**INSTRUCTIONS FOR THE TASK**
Make an exact copy of the entries, and keep any pictures out of it.
---
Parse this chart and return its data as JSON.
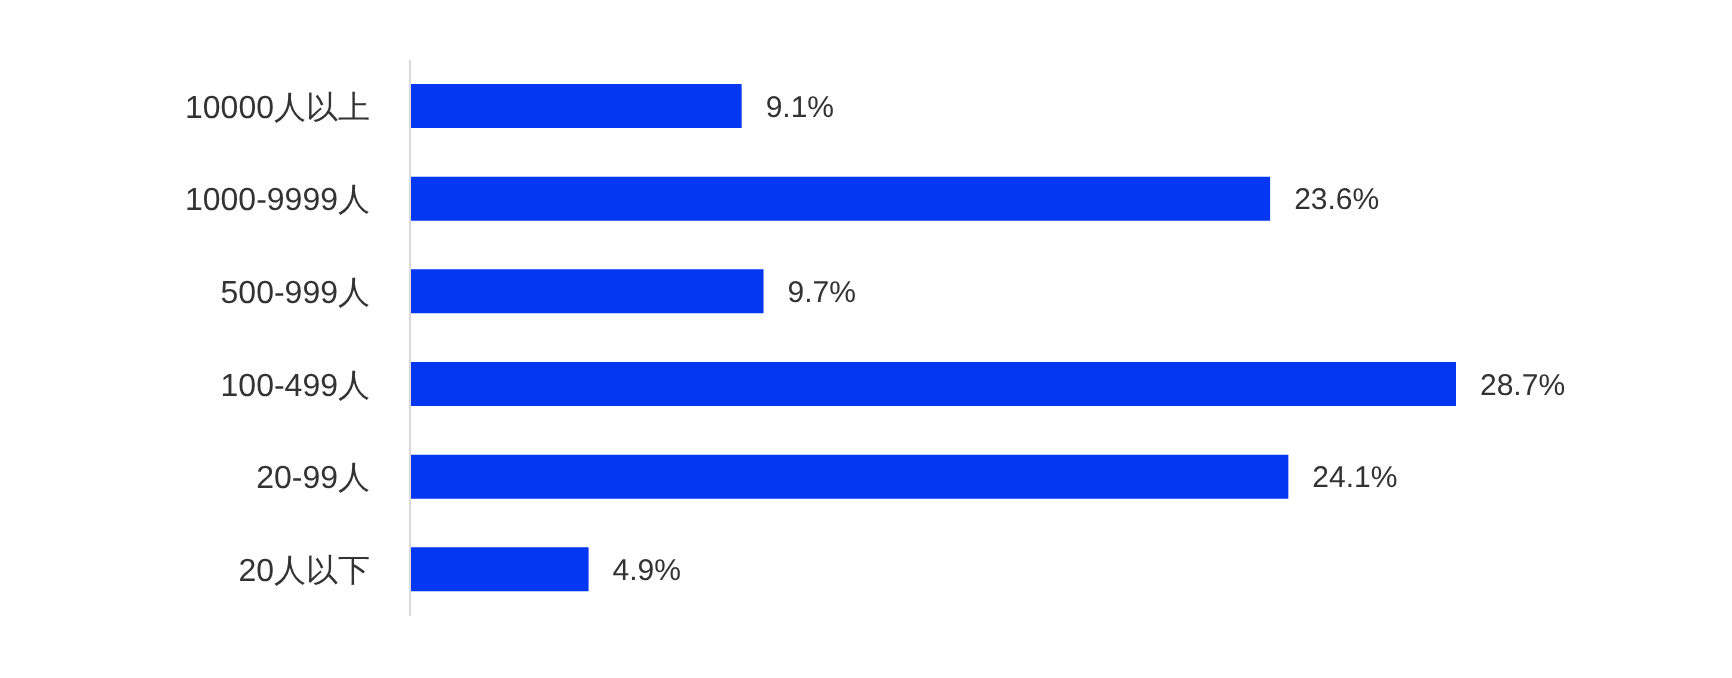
{
  "chart_data": {
    "type": "bar",
    "orientation": "horizontal",
    "categories": [
      "10000人以上",
      "1000-9999人",
      "500-999人",
      "100-499人",
      "20-99人",
      "20人以下"
    ],
    "values": [
      9.1,
      23.6,
      9.7,
      28.7,
      24.1,
      4.9
    ],
    "value_labels": [
      "9.1%",
      "23.6%",
      "9.7%",
      "28.7%",
      "24.1%",
      "4.9%"
    ],
    "color": "#0437f2",
    "grid": false,
    "legend": false
  }
}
---
**RESPONSE TO THE TASK**
Parse this chart and return its data as JSON.
{
  "chart_data": {
    "type": "bar",
    "orientation": "horizontal",
    "categories": [
      "10000人以上",
      "1000-9999人",
      "500-999人",
      "100-499人",
      "20-99人",
      "20人以下"
    ],
    "values": [
      9.1,
      23.6,
      9.7,
      28.7,
      24.1,
      4.9
    ],
    "value_labels": [
      "9.1%",
      "23.6%",
      "9.7%",
      "28.7%",
      "24.1%",
      "4.9%"
    ],
    "color": "#0437f2",
    "grid": false,
    "legend": false
  }
}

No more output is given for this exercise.